_Problem statement:_ Copy out every record below with complete accuracy.

_Given data:_

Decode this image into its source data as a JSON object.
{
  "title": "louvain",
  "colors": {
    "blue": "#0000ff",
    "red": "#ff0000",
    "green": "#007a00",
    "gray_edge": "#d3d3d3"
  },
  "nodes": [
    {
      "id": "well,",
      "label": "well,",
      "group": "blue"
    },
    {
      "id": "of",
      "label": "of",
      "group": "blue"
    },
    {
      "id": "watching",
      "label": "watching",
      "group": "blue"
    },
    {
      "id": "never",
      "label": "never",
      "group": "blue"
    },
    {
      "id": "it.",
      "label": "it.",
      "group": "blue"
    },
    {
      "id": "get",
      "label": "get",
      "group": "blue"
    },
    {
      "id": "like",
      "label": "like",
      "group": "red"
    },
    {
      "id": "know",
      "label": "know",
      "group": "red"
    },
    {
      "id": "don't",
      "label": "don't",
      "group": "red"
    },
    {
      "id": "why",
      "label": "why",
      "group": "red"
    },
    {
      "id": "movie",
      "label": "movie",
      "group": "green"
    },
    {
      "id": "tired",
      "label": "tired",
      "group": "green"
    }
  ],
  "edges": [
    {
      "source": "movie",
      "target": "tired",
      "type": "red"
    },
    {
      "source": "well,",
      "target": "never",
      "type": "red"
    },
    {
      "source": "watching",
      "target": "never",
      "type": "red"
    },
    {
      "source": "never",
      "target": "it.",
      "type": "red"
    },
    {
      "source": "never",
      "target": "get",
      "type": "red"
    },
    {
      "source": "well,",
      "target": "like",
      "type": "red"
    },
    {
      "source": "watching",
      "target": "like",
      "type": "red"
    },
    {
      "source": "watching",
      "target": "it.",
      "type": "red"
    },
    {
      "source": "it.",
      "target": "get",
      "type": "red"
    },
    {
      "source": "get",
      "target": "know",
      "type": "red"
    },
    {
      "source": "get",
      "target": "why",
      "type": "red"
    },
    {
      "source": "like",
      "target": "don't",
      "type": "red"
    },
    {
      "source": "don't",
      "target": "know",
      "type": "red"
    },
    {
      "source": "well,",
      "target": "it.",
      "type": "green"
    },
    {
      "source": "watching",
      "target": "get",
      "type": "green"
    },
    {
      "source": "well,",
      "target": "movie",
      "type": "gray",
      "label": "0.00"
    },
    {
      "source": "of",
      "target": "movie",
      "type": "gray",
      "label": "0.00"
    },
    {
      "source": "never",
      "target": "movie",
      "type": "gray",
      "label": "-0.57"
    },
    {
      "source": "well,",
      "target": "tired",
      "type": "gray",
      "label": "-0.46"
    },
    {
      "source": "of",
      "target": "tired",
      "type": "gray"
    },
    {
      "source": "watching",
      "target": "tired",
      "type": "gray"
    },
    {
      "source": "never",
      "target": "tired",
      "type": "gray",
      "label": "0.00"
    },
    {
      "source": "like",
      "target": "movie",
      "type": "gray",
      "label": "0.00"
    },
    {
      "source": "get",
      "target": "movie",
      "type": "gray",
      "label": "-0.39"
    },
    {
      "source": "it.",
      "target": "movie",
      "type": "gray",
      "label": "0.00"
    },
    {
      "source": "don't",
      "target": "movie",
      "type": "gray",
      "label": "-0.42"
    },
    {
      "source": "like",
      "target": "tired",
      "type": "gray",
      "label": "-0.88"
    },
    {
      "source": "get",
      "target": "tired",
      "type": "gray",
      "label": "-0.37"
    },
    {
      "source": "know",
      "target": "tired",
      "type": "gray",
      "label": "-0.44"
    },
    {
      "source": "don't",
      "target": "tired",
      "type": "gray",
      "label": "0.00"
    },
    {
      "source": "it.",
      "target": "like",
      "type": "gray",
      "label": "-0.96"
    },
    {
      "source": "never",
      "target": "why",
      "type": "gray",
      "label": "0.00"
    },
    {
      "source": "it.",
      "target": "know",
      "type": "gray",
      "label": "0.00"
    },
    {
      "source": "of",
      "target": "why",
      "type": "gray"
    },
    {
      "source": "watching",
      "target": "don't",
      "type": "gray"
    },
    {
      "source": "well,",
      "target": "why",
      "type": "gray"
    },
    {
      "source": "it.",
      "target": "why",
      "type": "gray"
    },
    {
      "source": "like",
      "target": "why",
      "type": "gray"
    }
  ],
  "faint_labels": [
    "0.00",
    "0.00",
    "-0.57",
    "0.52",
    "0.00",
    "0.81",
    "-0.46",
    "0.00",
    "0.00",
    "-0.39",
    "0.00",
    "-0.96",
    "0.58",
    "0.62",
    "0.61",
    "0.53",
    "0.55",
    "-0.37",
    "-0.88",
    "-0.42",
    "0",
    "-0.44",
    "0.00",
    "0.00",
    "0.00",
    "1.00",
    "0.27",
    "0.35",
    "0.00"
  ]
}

_Worked solution:_
Decode this image into its source data as a JSON object.
{
  "title": "louvain",
  "colors": {
    "blue": "#0000ff",
    "red": "#ff0000",
    "green": "#007a00",
    "gray_edge": "#d3d3d3"
  },
  "nodes": [
    {
      "id": "well,",
      "label": "well,",
      "group": "blue"
    },
    {
      "id": "of",
      "label": "of",
      "group": "blue"
    },
    {
      "id": "watching",
      "label": "watching",
      "group": "blue"
    },
    {
      "id": "never",
      "label": "never",
      "group": "blue"
    },
    {
      "id": "it.",
      "label": "it.",
      "group": "blue"
    },
    {
      "id": "get",
      "label": "get",
      "group": "blue"
    },
    {
      "id": "like",
      "label": "like",
      "group": "red"
    },
    {
      "id": "know",
      "label": "know",
      "group": "red"
    },
    {
      "id": "don't",
      "label": "don't",
      "group": "red"
    },
    {
      "id": "why",
      "label": "why",
      "group": "red"
    },
    {
      "id": "movie",
      "label": "movie",
      "group": "green"
    },
    {
      "id": "tired",
      "label": "tired",
      "group": "green"
    }
  ],
  "edges": [
    {
      "source": "movie",
      "target": "tired",
      "type": "red"
    },
    {
      "source": "well,",
      "target": "never",
      "type": "red"
    },
    {
      "source": "watching",
      "target": "never",
      "type": "red"
    },
    {
      "source": "never",
      "target": "it.",
      "type": "red"
    },
    {
      "source": "never",
      "target": "get",
      "type": "red"
    },
    {
      "source": "well,",
      "target": "like",
      "type": "red"
    },
    {
      "source": "watching",
      "target": "like",
      "type": "red"
    },
    {
      "source": "watching",
      "target": "it.",
      "type": "red"
    },
    {
      "source": "it.",
      "target": "get",
      "type": "red"
    },
    {
      "source": "get",
      "target": "know",
      "type": "red"
    },
    {
      "source": "get",
      "target": "why",
      "type": "red"
    },
    {
      "source": "like",
      "target": "don't",
      "type": "red"
    },
    {
      "source": "don't",
      "target": "know",
      "type": "red"
    },
    {
      "source": "well,",
      "target": "it.",
      "type": "green"
    },
    {
      "source": "watching",
      "target": "get",
      "type": "green"
    },
    {
      "source": "well,",
      "target": "movie",
      "type": "gray",
      "label": "0.00"
    },
    {
      "source": "of",
      "target": "movie",
      "type": "gray",
      "label": "0.00"
    },
    {
      "source": "never",
      "target": "movie",
      "type": "gray",
      "label": "-0.57"
    },
    {
      "source": "well,",
      "target": "tired",
      "type": "gray",
      "label": "-0.46"
    },
    {
      "source": "of",
      "target": "tired",
      "type": "gray"
    },
    {
      "source": "watching",
      "target": "tired",
      "type": "gray"
    },
    {
      "source": "never",
      "target": "tired",
      "type": "gray",
      "label": "0.00"
    },
    {
      "source": "like",
      "target": "movie",
      "type": "gray",
      "label": "0.00"
    },
    {
      "source": "get",
      "target": "movie",
      "type": "gray",
      "label": "-0.39"
    },
    {
      "source": "it.",
      "target": "movie",
      "type": "gray",
      "label": "0.00"
    },
    {
      "source": "don't",
      "target": "movie",
      "type": "gray",
      "label": "-0.42"
    },
    {
      "source": "like",
      "target": "tired",
      "type": "gray",
      "label": "-0.88"
    },
    {
      "source": "get",
      "target": "tired",
      "type": "gray",
      "label": "-0.37"
    },
    {
      "source": "know",
      "target": "tired",
      "type": "gray",
      "label": "-0.44"
    },
    {
      "source": "don't",
      "target": "tired",
      "type": "gray",
      "label": "0.00"
    },
    {
      "source": "it.",
      "target": "like",
      "type": "gray",
      "label": "-0.96"
    },
    {
      "source": "never",
      "target": "why",
      "type": "gray",
      "label": "0.00"
    },
    {
      "source": "it.",
      "target": "know",
      "type": "gray",
      "label": "0.00"
    },
    {
      "source": "of",
      "target": "why",
      "type": "gray"
    },
    {
      "source": "watching",
      "target": "don't",
      "type": "gray"
    },
    {
      "source": "well,",
      "target": "why",
      "type": "gray"
    },
    {
      "source": "it.",
      "target": "why",
      "type": "gray"
    },
    {
      "source": "like",
      "target": "why",
      "type": "gray"
    }
  ],
  "faint_labels": [
    "0.00",
    "0.00",
    "-0.57",
    "0.52",
    "0.00",
    "0.81",
    "-0.46",
    "0.00",
    "0.00",
    "-0.39",
    "0.00",
    "-0.96",
    "0.58",
    "0.62",
    "0.61",
    "0.53",
    "0.55",
    "-0.37",
    "-0.88",
    "-0.42",
    "0",
    "-0.44",
    "0.00",
    "0.00",
    "0.00",
    "1.00",
    "0.27",
    "0.35",
    "0.00"
  ]
}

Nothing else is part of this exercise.